═══ Raw records

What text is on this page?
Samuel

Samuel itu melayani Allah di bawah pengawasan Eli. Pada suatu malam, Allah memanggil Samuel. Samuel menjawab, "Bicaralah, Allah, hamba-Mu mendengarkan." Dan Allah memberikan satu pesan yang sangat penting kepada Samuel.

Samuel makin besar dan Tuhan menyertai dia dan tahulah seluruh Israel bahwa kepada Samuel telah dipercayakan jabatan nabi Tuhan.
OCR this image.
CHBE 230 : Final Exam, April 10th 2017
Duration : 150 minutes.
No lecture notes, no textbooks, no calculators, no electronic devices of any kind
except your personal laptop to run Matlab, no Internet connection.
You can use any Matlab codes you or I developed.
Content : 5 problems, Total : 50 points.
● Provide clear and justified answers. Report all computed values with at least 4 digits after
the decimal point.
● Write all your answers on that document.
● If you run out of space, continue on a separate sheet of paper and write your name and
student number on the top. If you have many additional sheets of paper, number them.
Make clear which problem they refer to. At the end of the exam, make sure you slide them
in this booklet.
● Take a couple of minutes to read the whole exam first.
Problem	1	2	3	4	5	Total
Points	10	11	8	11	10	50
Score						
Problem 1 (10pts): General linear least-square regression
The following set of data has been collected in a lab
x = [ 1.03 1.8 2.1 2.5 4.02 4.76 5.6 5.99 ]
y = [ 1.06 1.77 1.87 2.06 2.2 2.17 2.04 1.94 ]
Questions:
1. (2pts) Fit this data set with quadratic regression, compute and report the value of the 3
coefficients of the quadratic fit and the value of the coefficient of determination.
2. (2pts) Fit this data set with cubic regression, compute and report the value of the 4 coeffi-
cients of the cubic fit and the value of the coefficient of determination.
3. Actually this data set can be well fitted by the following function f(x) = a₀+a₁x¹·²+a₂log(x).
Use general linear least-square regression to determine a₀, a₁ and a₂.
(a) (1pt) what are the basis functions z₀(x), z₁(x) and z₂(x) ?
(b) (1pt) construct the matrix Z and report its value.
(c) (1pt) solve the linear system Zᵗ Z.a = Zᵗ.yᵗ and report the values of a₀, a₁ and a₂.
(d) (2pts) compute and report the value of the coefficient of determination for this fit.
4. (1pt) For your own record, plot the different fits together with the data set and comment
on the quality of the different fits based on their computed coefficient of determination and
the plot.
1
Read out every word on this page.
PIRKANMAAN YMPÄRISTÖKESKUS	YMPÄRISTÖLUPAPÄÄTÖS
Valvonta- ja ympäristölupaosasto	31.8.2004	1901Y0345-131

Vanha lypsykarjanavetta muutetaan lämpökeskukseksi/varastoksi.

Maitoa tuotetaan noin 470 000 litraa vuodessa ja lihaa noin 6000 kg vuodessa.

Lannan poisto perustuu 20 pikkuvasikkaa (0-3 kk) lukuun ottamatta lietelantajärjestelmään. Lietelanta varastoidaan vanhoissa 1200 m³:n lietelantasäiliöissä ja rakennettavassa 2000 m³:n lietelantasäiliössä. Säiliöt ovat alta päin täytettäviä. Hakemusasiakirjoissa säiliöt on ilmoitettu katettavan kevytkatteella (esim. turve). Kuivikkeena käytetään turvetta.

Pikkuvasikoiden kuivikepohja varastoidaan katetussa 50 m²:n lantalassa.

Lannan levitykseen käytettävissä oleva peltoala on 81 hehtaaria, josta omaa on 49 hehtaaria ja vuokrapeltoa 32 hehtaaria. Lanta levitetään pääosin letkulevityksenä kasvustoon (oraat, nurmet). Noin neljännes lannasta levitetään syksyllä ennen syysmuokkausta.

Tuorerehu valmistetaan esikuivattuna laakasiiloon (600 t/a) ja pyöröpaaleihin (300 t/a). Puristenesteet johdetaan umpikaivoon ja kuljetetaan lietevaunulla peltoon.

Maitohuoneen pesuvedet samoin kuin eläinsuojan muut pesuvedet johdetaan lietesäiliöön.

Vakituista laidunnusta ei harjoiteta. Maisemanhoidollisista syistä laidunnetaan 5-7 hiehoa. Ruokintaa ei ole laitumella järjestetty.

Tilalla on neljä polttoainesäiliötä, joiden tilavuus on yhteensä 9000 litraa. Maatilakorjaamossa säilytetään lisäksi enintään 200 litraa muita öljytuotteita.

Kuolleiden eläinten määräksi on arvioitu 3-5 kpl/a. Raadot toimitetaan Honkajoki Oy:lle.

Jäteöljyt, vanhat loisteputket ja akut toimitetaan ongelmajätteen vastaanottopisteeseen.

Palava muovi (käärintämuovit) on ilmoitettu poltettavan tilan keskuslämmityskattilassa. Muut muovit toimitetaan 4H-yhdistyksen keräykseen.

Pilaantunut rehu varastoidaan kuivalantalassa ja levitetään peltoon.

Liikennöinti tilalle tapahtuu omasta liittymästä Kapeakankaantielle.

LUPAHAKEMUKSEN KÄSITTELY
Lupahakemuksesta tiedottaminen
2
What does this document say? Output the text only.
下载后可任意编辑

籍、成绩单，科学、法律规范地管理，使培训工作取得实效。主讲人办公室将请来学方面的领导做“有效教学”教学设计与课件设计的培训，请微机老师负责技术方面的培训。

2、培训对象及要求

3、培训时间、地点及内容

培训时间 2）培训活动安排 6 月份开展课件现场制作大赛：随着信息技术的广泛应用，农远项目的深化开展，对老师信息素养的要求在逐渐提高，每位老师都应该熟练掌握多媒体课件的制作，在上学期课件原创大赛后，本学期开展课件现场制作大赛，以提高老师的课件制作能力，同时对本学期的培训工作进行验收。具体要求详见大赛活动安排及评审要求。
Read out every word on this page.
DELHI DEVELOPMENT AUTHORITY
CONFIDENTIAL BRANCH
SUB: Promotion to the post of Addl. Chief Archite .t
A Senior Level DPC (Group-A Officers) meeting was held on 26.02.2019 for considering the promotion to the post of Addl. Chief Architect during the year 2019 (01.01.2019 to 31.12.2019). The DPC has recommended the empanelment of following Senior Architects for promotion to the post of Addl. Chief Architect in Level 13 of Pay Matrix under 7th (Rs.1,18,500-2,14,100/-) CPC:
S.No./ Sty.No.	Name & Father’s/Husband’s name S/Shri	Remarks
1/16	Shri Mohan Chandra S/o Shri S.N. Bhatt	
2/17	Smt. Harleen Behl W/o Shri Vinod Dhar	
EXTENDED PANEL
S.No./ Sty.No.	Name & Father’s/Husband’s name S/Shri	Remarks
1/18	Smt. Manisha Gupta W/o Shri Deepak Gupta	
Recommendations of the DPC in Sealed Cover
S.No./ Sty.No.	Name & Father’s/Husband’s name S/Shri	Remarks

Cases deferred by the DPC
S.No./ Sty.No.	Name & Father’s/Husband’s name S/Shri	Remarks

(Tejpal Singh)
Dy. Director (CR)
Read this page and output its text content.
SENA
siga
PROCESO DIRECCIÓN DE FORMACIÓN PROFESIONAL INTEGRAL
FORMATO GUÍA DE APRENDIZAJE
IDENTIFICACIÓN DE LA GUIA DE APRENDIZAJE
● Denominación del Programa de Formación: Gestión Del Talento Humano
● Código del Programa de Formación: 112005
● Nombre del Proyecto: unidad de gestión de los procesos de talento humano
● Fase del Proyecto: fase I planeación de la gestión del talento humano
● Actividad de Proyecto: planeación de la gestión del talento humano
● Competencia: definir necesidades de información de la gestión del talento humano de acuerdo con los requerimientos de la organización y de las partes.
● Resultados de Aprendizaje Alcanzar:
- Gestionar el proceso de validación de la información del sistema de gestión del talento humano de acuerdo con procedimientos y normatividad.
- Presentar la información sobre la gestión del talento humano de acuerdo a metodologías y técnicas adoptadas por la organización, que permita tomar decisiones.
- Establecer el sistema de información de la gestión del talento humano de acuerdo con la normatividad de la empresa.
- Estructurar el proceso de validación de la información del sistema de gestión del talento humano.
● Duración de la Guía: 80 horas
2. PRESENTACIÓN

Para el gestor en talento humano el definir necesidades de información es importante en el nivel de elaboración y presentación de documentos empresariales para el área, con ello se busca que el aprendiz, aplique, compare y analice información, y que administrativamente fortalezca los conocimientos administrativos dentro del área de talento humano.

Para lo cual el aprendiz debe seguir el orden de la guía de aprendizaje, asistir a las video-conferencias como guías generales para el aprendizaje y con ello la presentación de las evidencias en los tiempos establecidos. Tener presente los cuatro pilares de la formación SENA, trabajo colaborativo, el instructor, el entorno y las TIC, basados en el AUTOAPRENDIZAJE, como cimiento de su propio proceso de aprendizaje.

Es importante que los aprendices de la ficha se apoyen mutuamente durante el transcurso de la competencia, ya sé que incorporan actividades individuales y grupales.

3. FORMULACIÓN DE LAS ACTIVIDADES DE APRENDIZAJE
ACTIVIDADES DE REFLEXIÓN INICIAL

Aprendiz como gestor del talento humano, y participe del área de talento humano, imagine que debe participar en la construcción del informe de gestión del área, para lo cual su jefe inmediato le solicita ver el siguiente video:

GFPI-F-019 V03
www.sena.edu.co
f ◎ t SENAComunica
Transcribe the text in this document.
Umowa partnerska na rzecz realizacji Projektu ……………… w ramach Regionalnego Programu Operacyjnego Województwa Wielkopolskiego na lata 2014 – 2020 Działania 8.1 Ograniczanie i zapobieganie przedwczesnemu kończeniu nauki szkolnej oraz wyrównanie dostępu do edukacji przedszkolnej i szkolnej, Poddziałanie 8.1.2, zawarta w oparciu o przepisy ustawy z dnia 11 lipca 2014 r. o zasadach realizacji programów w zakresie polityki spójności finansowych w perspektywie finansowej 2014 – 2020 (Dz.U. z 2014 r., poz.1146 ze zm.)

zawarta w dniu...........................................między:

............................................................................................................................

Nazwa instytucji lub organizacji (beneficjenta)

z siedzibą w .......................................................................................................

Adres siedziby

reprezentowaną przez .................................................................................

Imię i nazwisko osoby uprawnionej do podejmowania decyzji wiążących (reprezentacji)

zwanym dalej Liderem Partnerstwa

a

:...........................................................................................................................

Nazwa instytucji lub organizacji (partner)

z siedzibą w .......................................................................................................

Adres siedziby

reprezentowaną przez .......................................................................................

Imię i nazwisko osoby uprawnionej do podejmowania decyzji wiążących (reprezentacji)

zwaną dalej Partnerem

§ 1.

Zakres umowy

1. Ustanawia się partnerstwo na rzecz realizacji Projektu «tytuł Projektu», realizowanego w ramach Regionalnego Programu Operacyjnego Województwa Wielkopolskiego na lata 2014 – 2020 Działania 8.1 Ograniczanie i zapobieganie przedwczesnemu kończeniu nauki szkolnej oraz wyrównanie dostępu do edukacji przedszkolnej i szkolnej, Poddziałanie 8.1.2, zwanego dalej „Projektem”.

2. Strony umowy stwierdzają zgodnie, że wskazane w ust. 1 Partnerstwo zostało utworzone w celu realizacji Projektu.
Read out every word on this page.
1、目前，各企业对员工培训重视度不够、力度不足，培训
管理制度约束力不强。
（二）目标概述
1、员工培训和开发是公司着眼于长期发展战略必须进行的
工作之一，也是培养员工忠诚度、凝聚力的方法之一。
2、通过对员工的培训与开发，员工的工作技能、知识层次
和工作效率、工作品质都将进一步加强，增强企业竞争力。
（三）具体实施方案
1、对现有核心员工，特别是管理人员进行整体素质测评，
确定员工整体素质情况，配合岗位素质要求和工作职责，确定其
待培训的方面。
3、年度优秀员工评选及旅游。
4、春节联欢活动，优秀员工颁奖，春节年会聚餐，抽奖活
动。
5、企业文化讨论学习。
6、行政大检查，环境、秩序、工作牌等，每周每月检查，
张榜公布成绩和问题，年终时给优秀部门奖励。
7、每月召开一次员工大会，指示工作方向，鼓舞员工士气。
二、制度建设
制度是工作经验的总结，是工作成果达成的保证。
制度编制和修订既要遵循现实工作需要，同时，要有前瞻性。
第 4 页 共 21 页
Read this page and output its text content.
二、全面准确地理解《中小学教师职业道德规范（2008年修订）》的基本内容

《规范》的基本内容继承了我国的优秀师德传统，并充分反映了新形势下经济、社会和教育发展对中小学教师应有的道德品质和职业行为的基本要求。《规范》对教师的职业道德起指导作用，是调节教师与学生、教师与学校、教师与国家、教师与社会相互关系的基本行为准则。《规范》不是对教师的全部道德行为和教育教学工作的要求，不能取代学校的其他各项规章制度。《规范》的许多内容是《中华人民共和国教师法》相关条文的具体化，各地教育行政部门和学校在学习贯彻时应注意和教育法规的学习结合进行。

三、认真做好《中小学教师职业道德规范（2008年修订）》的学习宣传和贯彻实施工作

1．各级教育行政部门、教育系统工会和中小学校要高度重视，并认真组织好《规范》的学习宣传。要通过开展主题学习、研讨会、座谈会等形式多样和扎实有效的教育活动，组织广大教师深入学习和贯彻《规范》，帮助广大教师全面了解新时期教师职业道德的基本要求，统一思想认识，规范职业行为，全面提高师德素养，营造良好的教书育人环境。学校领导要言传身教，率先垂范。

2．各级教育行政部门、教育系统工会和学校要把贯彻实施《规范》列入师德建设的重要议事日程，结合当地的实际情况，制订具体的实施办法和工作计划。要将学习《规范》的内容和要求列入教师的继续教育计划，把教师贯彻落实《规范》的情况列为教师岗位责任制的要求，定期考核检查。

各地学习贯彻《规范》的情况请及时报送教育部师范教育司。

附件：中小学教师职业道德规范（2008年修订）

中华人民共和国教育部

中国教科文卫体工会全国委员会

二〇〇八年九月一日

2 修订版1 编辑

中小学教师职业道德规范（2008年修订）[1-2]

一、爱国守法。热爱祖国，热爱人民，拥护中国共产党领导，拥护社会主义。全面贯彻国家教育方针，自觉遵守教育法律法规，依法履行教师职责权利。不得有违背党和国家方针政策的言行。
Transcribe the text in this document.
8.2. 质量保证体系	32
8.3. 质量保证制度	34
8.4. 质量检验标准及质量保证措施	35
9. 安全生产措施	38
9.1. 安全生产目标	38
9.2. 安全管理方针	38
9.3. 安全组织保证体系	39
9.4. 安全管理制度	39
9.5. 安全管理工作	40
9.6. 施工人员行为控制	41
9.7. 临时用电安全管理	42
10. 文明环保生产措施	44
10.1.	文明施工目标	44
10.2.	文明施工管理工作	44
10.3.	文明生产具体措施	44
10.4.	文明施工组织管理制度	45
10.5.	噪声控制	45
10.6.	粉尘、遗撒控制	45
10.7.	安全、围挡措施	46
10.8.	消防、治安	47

══════

Identify which lines contain the word "normatividad" and copy each one.

Written solution |
- Gestionar el proceso de validación de la información del sistema de gestión del talento humano de acuerdo con procedimientos y normatividad.
- Establecer el sistema de información de la gestión del talento humano de acuerdo con la normatividad de la empresa.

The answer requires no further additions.